**Record set**
· · · · ·
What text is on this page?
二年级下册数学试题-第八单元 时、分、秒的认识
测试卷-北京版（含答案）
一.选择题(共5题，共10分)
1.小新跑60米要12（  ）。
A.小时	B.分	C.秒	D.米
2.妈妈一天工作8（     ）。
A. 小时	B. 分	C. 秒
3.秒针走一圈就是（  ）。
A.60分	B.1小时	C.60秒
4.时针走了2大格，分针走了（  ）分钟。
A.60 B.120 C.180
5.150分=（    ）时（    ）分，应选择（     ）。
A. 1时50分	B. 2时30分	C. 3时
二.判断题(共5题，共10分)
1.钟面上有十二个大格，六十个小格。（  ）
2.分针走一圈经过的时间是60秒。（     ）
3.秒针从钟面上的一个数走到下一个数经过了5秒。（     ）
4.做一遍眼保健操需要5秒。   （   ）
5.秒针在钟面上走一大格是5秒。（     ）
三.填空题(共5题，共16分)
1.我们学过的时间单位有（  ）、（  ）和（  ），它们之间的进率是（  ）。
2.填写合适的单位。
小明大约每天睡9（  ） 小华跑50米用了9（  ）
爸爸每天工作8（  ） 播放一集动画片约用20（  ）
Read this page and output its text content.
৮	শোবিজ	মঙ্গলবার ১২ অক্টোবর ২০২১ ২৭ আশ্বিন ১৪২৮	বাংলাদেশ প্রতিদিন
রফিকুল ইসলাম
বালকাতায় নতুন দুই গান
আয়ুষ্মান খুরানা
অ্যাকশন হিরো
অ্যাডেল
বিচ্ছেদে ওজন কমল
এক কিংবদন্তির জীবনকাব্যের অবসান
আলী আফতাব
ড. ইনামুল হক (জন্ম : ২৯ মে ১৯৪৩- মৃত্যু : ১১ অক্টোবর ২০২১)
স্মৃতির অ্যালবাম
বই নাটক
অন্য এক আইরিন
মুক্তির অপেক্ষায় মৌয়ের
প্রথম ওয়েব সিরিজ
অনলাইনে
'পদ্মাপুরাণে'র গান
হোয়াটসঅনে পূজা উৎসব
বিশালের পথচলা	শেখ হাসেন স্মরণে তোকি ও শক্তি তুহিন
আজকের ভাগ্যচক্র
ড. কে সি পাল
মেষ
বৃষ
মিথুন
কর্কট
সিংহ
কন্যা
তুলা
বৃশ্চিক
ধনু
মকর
· · · · ·
**The exercise**
Transcribe all of the lines in the records precisely.

**Final result**
What text is on this page?
二年级下册数学试题-第八单元 时、分、秒的认识
测试卷-北京版（含答案）
一.选择题(共5题，共10分)
1.小新跑60米要12（  ）。
A.小时	B.分	C.秒	D.米
2.妈妈一天工作8（     ）。
A. 小时	B. 分	C. 秒
3.秒针走一圈就是（  ）。
A.60分	B.1小时	C.60秒
4.时针走了2大格，分针走了（  ）分钟。
A.60 B.120 C.180
5.150分=（    ）时（    ）分，应选择（     ）。
A. 1时50分	B. 2时30分	C. 3时
二.判断题(共5题，共10分)
1.钟面上有十二个大格，六十个小格。（  ）
2.分针走一圈经过的时间是60秒。（     ）
3.秒针从钟面上的一个数走到下一个数经过了5秒。（     ）
4.做一遍眼保健操需要5秒。   （   ）
5.秒针在钟面上走一大格是5秒。（     ）
三.填空题(共5题，共16分)
1.我们学过的时间单位有（  ）、（  ）和（  ），它们之间的进率是（  ）。
2.填写合适的单位。
小明大约每天睡9（  ） 小华跑50米用了9（  ）
爸爸每天工作8（  ） 播放一集动画片约用20（  ）
Read this page and output its text content.
৮	শোবিজ	মঙ্গলবার ১২ অক্টোবর ২০২১ ২৭ আশ্বিন ১৪২৮	বাংলাদেশ প্রতিদিন
রফিকুল ইসলাম
বালকাতায় নতুন দুই গান
আয়ুষ্মান খুরানা
অ্যাকশন হিরো
অ্যাডেল
বিচ্ছেদে ওজন কমল
এক কিংবদন্তির জীবনকাব্যের অবসান
আলী আফতাব
ড. ইনামুল হক (জন্ম : ২৯ মে ১৯৪৩- মৃত্যু : ১১ অক্টোবর ২০২১)
স্মৃতির অ্যালবাম
বই নাটক
অন্য এক আইরিন
মুক্তির অপেক্ষায় মৌয়ের
প্রথম ওয়েব সিরিজ
অনলাইনে
'পদ্মাপুরাণে'র গান
হোয়াটসঅনে পূজা উৎসব
বিশালের পথচলা	শেখ হাসেন স্মরণে তোকি ও শক্তি তুহিন
আজকের ভাগ্যচক্র
ড. কে সি পাল
মেষ
বৃষ
মিথুন
কর্কট
সিংহ
কন্যা
তুলা
বৃশ্চিক
ধনু
মকর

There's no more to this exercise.